- **Task goal**
Search the data for the string "组织形态" and gather each line it is in.

╭──

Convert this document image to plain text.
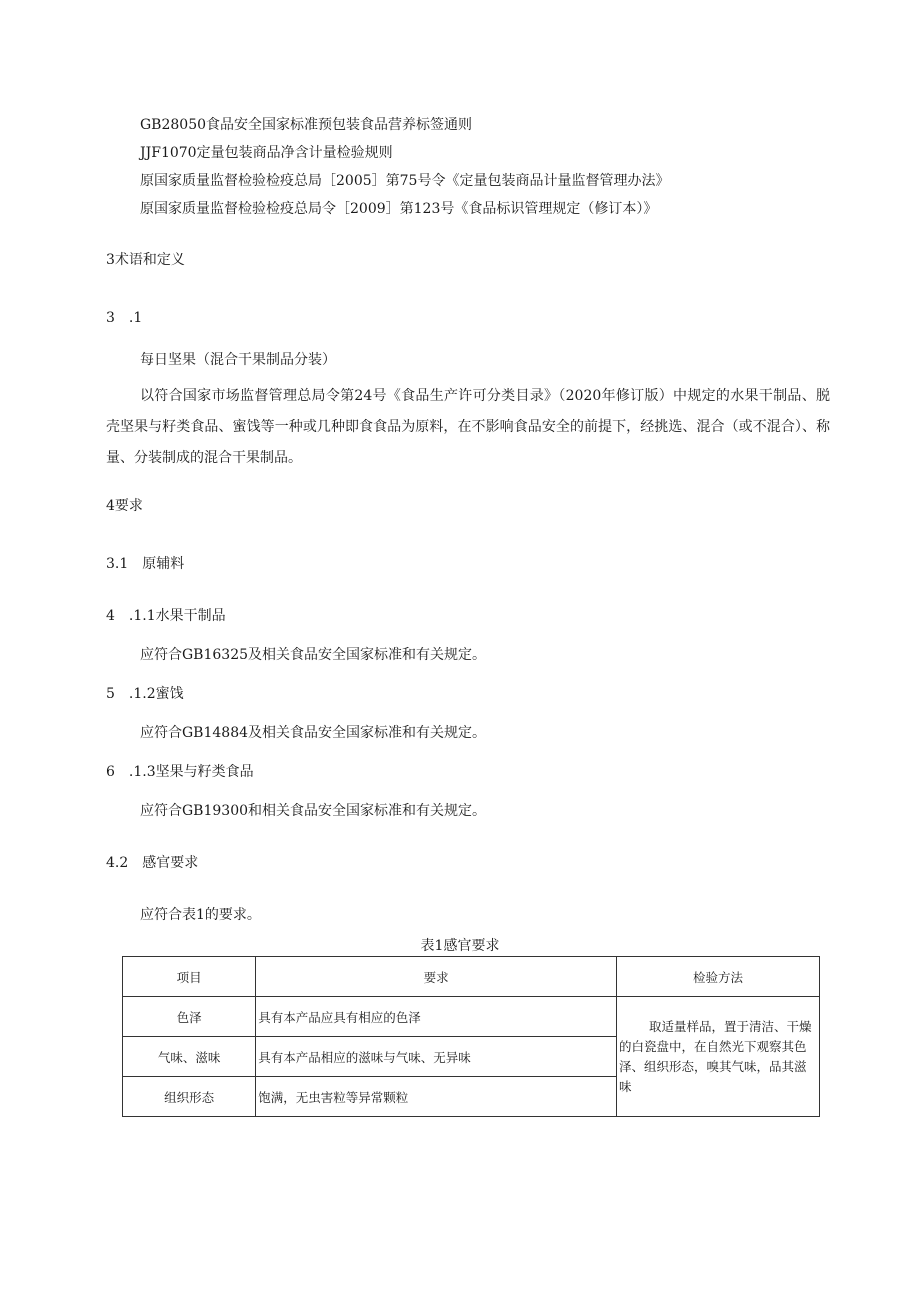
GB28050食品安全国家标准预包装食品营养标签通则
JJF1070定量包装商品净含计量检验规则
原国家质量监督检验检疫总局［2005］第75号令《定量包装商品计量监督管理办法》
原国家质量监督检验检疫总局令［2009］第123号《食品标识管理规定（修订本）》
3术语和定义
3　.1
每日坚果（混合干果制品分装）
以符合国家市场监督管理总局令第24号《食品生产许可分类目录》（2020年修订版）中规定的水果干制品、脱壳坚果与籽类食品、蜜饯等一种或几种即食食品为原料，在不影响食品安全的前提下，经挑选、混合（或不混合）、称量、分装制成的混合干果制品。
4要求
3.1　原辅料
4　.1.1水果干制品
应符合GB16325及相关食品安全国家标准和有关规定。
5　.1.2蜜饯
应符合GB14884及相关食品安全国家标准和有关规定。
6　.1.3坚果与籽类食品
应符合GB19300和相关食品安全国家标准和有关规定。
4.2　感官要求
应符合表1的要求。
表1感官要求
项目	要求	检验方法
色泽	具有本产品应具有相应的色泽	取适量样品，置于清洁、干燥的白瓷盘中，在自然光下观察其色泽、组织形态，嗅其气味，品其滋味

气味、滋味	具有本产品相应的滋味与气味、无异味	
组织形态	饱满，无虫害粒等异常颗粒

╰──

- **Output of the exercise**
色泽	具有本产品应具有相应的色泽	取适量样品，置于清洁、干燥的白瓷盘中，在自然光下观察其色泽、组织形态，嗅其气味，品其滋味
组织形态	饱满，无虫害粒等异常颗粒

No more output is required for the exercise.